*THE INPUT:*
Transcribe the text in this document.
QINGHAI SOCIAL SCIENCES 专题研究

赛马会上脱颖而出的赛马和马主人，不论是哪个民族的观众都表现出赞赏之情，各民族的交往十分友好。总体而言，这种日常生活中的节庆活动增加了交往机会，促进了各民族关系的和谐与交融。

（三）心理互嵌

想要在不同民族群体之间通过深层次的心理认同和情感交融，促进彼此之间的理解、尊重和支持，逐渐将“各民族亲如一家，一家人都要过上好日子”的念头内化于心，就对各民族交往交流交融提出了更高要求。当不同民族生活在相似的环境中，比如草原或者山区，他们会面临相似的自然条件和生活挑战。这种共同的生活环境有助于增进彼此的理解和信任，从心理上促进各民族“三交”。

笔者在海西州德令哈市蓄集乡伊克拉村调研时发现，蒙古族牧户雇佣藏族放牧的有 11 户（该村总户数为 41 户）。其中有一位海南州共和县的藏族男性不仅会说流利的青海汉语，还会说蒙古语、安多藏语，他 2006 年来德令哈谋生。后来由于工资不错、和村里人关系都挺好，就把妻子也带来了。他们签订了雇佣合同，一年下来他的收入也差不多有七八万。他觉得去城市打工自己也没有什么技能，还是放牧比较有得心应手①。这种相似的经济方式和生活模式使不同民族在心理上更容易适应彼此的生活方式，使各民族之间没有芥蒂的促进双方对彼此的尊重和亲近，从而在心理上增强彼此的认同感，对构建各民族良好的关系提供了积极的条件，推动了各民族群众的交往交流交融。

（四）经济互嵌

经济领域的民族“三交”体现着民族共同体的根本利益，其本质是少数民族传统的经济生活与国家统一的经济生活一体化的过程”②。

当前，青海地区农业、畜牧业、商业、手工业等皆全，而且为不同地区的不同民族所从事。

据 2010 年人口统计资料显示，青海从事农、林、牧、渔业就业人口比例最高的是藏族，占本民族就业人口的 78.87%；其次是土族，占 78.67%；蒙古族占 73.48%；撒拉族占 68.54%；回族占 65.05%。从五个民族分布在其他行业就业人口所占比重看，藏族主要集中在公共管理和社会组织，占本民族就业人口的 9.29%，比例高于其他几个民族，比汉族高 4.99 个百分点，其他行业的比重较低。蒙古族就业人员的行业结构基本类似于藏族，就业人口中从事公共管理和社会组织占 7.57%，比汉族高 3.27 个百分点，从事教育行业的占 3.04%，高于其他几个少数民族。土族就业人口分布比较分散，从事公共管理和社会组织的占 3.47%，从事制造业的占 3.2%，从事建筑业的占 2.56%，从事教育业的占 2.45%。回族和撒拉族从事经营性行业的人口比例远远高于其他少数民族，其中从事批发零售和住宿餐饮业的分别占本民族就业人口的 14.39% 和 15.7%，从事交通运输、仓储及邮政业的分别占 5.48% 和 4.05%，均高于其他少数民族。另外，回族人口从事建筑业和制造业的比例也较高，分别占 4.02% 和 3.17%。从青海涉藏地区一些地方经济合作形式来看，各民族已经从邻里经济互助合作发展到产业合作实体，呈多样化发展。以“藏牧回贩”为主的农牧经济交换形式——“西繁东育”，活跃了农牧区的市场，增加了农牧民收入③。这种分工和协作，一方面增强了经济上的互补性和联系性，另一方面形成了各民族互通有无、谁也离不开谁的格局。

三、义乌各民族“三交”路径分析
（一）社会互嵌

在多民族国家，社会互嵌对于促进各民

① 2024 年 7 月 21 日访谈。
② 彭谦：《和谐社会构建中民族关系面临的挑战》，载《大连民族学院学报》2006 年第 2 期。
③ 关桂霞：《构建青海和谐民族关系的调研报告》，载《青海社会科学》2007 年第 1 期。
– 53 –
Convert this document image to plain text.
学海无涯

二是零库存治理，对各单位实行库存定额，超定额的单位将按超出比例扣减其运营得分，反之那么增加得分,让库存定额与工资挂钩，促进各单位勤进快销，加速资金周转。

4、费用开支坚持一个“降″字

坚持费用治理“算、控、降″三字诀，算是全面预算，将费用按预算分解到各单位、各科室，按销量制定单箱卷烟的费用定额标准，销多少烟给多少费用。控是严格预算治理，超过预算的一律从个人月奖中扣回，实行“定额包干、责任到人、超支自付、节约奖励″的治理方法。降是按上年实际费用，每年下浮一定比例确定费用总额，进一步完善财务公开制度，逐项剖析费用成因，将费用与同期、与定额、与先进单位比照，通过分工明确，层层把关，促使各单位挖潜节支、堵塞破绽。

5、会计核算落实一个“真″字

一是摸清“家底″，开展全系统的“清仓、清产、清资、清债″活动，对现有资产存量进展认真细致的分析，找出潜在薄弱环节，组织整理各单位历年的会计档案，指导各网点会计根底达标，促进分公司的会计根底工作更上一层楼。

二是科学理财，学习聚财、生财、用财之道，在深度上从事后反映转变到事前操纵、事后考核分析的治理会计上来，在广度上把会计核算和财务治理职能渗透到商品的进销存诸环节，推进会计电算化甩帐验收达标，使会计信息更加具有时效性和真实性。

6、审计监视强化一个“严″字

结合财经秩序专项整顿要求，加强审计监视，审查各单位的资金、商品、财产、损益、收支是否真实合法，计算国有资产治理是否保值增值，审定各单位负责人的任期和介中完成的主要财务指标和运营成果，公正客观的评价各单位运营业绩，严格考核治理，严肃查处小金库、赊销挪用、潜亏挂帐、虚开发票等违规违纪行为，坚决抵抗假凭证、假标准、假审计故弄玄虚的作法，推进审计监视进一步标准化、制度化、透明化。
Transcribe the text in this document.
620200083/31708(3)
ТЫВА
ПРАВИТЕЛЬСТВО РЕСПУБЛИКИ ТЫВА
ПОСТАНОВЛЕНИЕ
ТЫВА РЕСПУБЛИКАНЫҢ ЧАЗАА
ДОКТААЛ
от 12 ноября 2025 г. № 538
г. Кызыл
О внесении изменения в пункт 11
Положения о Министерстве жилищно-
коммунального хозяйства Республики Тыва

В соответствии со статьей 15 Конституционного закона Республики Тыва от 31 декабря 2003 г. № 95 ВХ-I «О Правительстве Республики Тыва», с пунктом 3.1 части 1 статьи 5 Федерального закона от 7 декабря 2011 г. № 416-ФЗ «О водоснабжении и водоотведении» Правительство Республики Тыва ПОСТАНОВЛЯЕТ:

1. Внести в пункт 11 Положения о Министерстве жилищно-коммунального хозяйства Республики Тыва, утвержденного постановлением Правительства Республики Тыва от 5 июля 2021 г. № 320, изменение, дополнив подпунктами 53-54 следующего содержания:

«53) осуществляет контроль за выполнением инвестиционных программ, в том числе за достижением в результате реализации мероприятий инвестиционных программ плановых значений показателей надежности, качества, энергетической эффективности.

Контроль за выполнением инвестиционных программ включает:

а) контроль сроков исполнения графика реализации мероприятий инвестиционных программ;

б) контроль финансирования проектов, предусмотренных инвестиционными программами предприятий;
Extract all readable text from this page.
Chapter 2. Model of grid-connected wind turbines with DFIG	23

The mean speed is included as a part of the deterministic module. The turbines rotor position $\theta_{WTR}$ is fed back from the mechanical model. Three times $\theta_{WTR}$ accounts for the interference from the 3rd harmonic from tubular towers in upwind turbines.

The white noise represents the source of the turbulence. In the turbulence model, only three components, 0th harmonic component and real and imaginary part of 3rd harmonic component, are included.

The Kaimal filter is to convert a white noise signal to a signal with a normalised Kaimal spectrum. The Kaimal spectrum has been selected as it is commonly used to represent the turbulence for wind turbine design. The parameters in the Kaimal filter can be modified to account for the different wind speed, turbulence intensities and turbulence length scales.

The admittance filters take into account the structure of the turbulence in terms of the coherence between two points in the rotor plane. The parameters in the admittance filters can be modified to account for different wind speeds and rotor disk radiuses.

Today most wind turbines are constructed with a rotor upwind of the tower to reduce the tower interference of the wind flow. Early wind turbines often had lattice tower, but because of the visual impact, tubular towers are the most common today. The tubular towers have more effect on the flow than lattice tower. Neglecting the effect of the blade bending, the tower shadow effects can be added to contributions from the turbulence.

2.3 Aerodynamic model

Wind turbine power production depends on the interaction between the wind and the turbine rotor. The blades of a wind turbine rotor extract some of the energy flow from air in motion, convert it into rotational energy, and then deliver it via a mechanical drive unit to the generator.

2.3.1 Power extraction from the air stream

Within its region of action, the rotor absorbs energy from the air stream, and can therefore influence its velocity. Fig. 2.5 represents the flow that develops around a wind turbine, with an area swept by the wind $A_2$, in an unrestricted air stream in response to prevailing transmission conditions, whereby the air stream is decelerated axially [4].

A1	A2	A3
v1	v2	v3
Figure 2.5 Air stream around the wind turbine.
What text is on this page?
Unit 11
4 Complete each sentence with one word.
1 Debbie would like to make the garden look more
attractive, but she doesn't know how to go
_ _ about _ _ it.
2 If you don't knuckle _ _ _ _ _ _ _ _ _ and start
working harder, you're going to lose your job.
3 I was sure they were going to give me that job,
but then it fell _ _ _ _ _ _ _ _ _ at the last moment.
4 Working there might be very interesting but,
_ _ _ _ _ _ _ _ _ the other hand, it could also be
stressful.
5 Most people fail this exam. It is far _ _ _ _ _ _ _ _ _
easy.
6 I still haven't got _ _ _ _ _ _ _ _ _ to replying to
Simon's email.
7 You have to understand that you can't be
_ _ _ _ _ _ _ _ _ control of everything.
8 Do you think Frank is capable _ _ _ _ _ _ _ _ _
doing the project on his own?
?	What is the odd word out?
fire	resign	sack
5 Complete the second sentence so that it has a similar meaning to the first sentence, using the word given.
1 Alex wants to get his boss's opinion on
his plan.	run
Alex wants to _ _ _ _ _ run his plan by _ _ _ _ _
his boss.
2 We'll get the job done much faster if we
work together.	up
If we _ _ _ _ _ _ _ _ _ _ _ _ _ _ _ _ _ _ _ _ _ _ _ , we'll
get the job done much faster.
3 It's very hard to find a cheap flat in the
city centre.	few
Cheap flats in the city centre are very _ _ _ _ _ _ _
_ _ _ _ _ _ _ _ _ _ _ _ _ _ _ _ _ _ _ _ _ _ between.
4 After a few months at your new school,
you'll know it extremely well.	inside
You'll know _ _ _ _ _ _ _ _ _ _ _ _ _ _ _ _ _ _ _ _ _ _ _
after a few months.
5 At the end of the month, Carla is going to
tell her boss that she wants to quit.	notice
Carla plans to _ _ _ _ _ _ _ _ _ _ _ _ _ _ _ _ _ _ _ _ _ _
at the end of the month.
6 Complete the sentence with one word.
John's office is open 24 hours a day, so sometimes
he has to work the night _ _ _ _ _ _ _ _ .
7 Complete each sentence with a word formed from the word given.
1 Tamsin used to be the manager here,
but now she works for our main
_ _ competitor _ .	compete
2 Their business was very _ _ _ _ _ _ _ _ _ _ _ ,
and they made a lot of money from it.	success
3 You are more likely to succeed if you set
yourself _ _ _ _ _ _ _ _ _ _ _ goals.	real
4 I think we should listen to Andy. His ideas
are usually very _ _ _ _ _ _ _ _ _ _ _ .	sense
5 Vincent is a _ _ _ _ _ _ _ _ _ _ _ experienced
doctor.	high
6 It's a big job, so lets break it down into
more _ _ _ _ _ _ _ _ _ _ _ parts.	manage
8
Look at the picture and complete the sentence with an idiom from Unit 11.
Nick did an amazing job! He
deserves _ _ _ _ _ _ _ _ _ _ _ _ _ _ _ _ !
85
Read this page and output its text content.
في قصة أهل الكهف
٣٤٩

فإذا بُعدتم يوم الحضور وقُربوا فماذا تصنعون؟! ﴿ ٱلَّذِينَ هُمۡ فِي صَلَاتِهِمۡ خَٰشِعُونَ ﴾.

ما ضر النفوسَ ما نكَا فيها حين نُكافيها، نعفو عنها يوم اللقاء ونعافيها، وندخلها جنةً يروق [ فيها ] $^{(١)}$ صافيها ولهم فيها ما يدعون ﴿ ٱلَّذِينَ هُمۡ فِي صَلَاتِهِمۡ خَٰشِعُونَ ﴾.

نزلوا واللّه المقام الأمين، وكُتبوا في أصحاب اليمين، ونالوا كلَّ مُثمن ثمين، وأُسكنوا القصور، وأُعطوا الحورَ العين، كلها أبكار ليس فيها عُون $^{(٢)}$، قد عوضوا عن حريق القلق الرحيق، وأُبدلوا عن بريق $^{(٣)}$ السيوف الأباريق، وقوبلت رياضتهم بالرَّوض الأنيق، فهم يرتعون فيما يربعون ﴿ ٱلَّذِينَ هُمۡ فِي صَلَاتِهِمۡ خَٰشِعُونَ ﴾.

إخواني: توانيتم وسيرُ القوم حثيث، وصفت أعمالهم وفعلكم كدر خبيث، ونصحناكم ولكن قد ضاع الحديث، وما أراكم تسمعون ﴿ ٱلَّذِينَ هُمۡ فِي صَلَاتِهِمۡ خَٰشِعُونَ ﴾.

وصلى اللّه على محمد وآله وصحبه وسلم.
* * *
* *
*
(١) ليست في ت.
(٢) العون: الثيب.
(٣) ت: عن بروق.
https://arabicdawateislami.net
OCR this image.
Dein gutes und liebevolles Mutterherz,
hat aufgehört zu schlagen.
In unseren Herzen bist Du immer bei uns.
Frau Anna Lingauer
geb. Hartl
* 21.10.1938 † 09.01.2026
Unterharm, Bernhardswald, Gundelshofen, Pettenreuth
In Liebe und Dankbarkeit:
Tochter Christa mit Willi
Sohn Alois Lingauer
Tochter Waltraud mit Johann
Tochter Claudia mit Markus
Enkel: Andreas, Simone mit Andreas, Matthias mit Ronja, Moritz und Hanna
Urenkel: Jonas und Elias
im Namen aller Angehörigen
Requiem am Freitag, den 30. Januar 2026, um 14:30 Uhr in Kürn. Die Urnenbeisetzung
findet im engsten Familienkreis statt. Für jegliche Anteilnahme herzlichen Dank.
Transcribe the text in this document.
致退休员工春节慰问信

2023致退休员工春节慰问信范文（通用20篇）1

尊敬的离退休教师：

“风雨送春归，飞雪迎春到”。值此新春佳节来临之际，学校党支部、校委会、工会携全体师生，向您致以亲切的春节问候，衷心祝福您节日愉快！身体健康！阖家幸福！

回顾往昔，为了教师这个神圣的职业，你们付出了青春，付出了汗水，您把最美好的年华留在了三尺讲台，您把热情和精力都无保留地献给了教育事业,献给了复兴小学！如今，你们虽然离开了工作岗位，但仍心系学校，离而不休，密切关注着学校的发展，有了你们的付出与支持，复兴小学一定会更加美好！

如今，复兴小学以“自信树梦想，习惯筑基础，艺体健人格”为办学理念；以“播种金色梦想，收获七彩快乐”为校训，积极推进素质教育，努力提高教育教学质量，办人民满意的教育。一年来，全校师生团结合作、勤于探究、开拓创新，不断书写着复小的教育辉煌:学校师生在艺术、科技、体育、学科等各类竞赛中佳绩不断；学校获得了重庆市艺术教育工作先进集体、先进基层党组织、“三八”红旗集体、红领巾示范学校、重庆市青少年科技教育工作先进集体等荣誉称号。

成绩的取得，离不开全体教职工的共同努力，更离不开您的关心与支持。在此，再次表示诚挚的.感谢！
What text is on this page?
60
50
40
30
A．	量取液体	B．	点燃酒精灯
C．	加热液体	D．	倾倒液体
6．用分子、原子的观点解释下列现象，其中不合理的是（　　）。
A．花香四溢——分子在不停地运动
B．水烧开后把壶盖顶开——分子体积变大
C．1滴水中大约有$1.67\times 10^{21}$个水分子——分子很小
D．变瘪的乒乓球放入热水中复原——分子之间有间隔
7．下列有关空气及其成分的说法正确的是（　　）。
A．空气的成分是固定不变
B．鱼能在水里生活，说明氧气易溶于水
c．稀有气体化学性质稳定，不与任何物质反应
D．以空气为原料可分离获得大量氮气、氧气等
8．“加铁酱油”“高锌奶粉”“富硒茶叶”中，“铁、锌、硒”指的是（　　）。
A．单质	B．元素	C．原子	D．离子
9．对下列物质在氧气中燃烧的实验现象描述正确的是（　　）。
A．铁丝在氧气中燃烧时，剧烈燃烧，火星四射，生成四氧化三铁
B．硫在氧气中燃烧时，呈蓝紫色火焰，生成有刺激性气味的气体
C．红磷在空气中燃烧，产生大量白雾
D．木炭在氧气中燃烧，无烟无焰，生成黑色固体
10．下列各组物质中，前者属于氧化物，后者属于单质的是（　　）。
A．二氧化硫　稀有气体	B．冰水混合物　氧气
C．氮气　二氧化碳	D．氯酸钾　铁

*EXERCISE AIM:* For this exercise, please retype exactly the lines in the listing from the line with "OCR this image." through its last line, both ends included.

*COMPLETE ANSWER:*
OCR this image.
Dein gutes und liebevolles Mutterherz,
hat aufgehört zu schlagen.
In unseren Herzen bist Du immer bei uns.
Frau Anna Lingauer
geb. Hartl
* 21.10.1938 † 09.01.2026
Unterharm, Bernhardswald, Gundelshofen, Pettenreuth
In Liebe und Dankbarkeit:
Tochter Christa mit Willi
Sohn Alois Lingauer
Tochter Waltraud mit Johann
Tochter Claudia mit Markus
Enkel: Andreas, Simone mit Andreas, Matthias mit Ronja, Moritz und Hanna
Urenkel: Jonas und Elias
im Namen aller Angehörigen
Requiem am Freitag, den 30. Januar 2026, um 14:30 Uhr in Kürn. Die Urnenbeisetzung
findet im engsten Familienkreis statt. Für jegliche Anteilnahme herzlichen Dank.
Transcribe the text in this document.
致退休员工春节慰问信

2023致退休员工春节慰问信范文（通用20篇）1

尊敬的离退休教师：

“风雨送春归，飞雪迎春到”。值此新春佳节来临之际，学校党支部、校委会、工会携全体师生，向您致以亲切的春节问候，衷心祝福您节日愉快！身体健康！阖家幸福！

回顾往昔，为了教师这个神圣的职业，你们付出了青春，付出了汗水，您把最美好的年华留在了三尺讲台，您把热情和精力都无保留地献给了教育事业,献给了复兴小学！如今，你们虽然离开了工作岗位，但仍心系学校，离而不休，密切关注着学校的发展，有了你们的付出与支持，复兴小学一定会更加美好！

如今，复兴小学以“自信树梦想，习惯筑基础，艺体健人格”为办学理念；以“播种金色梦想，收获七彩快乐”为校训，积极推进素质教育，努力提高教育教学质量，办人民满意的教育。一年来，全校师生团结合作、勤于探究、开拓创新，不断书写着复小的教育辉煌:学校师生在艺术、科技、体育、学科等各类竞赛中佳绩不断；学校获得了重庆市艺术教育工作先进集体、先进基层党组织、“三八”红旗集体、红领巾示范学校、重庆市青少年科技教育工作先进集体等荣誉称号。

成绩的取得，离不开全体教职工的共同努力，更离不开您的关心与支持。在此，再次表示诚挚的.感谢！
What text is on this page?
60
50
40
30
A．	量取液体	B．	点燃酒精灯
C．	加热液体	D．	倾倒液体
6．用分子、原子的观点解释下列现象，其中不合理的是（　　）。
A．花香四溢——分子在不停地运动
B．水烧开后把壶盖顶开——分子体积变大
C．1滴水中大约有$1.67\times 10^{21}$个水分子——分子很小
D．变瘪的乒乓球放入热水中复原——分子之间有间隔
7．下列有关空气及其成分的说法正确的是（　　）。
A．空气的成分是固定不变
B．鱼能在水里生活，说明氧气易溶于水
c．稀有气体化学性质稳定，不与任何物质反应
D．以空气为原料可分离获得大量氮气、氧气等
8．“加铁酱油”“高锌奶粉”“富硒茶叶”中，“铁、锌、硒”指的是（　　）。
A．单质	B．元素	C．原子	D．离子
9．对下列物质在氧气中燃烧的实验现象描述正确的是（　　）。
A．铁丝在氧气中燃烧时，剧烈燃烧，火星四射，生成四氧化三铁
B．硫在氧气中燃烧时，呈蓝紫色火焰，生成有刺激性气味的气体
C．红磷在空气中燃烧，产生大量白雾
D．木炭在氧气中燃烧，无烟无焰，生成黑色固体
10．下列各组物质中，前者属于氧化物，后者属于单质的是（　　）。
A．二氧化硫　稀有气体	B．冰水混合物　氧气
C．氮气　二氧化碳	D．氯酸钾　铁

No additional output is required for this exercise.